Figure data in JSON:
________________________
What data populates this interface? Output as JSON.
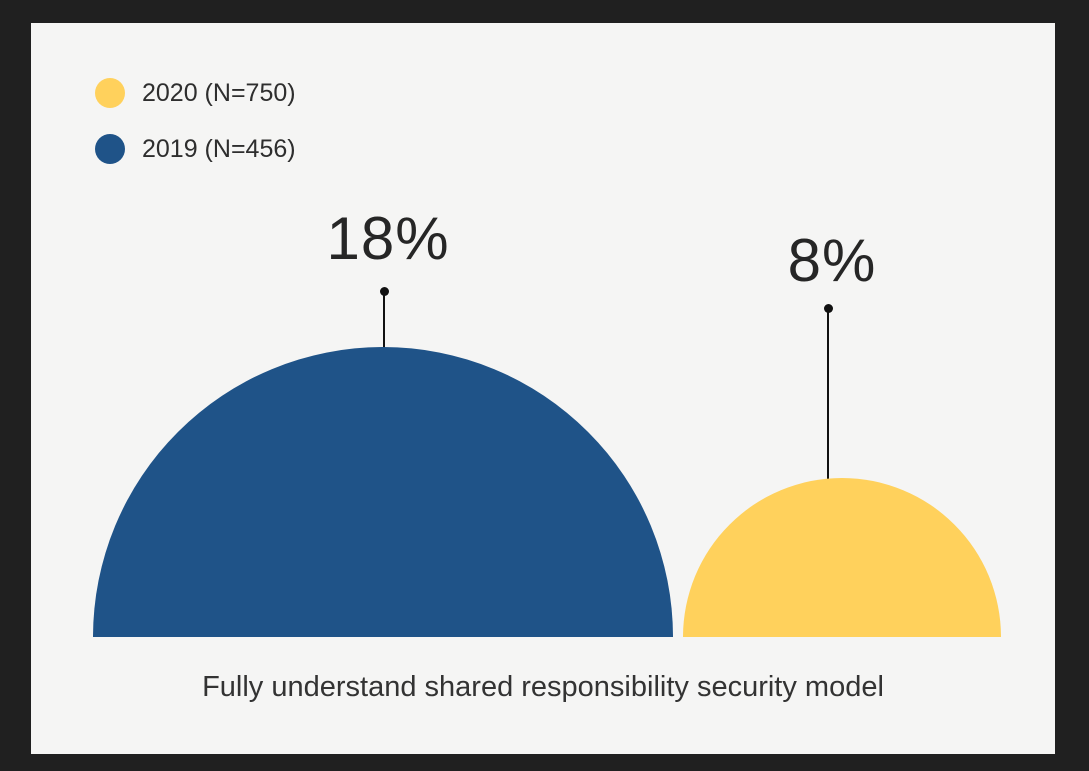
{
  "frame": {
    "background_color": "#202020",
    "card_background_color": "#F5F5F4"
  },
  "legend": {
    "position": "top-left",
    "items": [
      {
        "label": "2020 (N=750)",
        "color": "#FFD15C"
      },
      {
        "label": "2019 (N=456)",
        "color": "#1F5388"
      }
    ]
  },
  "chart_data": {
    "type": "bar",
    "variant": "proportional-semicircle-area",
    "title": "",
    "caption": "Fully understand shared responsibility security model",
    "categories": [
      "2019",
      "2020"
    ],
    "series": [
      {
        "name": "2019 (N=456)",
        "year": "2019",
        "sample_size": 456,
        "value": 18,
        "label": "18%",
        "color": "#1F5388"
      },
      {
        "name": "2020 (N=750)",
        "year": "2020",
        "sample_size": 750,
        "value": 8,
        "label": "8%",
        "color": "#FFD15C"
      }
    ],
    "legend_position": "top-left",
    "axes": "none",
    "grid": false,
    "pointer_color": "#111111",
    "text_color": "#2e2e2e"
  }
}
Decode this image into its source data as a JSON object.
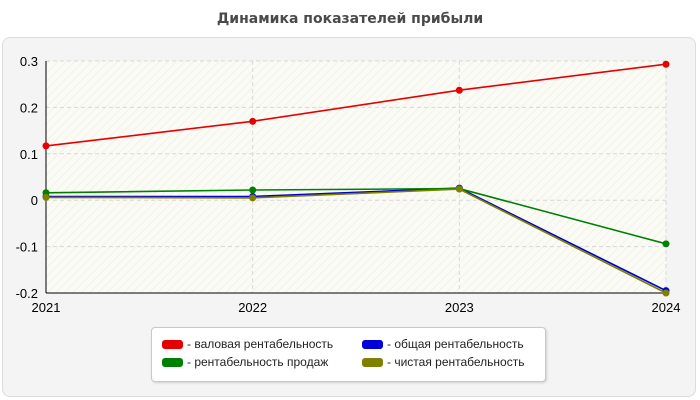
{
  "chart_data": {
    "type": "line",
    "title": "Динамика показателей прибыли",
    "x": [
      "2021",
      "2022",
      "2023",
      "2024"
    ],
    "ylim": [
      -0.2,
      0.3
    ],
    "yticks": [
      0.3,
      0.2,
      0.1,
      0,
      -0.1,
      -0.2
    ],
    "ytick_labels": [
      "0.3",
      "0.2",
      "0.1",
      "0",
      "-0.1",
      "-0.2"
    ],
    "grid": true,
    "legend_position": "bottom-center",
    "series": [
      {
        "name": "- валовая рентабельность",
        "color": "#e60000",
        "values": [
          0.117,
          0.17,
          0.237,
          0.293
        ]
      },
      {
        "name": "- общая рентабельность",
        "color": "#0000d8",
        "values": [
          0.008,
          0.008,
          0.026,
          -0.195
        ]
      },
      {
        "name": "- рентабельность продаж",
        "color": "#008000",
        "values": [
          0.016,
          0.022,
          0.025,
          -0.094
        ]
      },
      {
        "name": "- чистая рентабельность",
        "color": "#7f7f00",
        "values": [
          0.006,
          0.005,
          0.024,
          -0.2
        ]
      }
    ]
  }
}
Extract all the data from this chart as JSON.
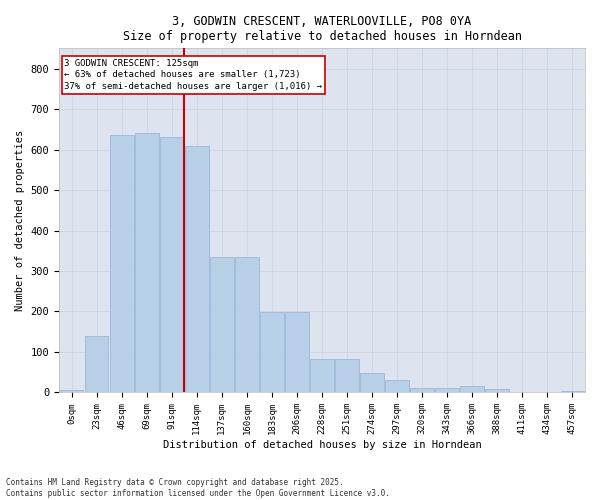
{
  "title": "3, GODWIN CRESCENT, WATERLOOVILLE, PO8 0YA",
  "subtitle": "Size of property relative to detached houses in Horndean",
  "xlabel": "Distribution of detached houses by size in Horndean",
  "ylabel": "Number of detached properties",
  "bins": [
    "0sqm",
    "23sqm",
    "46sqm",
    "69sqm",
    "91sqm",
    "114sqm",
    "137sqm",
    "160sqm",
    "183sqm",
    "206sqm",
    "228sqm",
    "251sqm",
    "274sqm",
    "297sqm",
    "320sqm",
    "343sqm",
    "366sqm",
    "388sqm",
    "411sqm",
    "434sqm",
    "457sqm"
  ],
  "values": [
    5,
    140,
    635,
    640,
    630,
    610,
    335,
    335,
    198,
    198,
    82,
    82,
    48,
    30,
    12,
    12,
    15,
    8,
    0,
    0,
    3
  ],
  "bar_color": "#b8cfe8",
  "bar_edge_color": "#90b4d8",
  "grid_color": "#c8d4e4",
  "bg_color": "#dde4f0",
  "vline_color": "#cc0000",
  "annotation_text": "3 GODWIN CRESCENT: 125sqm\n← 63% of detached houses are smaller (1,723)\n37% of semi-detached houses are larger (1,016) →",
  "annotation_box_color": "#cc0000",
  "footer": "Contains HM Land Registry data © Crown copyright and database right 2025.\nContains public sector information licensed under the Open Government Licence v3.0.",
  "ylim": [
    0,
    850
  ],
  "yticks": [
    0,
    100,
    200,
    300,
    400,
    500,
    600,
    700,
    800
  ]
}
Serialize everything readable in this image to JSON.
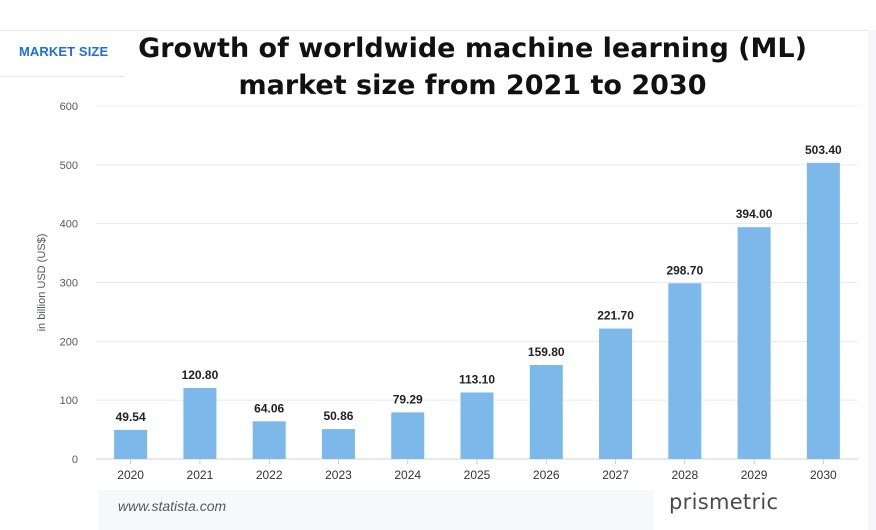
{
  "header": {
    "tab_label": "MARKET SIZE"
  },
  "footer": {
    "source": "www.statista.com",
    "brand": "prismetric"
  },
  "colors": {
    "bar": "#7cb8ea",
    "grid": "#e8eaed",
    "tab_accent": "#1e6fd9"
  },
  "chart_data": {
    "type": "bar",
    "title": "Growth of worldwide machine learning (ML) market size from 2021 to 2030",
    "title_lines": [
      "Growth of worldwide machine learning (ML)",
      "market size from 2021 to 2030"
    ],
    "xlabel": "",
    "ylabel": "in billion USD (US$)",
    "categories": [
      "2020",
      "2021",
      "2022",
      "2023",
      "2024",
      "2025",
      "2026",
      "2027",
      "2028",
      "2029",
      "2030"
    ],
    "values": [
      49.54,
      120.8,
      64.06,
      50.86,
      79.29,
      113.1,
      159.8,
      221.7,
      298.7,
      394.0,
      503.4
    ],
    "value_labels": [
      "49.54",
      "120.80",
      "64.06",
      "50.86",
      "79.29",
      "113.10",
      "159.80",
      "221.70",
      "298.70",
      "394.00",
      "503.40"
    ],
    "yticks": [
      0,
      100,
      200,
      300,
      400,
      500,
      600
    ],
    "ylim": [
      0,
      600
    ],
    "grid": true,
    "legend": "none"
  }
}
________________________
- [Requirement] Write down every line of the data above that includes the string "learning".

- [Finished exercise]
    "title": "Growth of worldwide machine learning (ML) market size from 2021 to 2030",
      "Growth of worldwide machine learning (ML)",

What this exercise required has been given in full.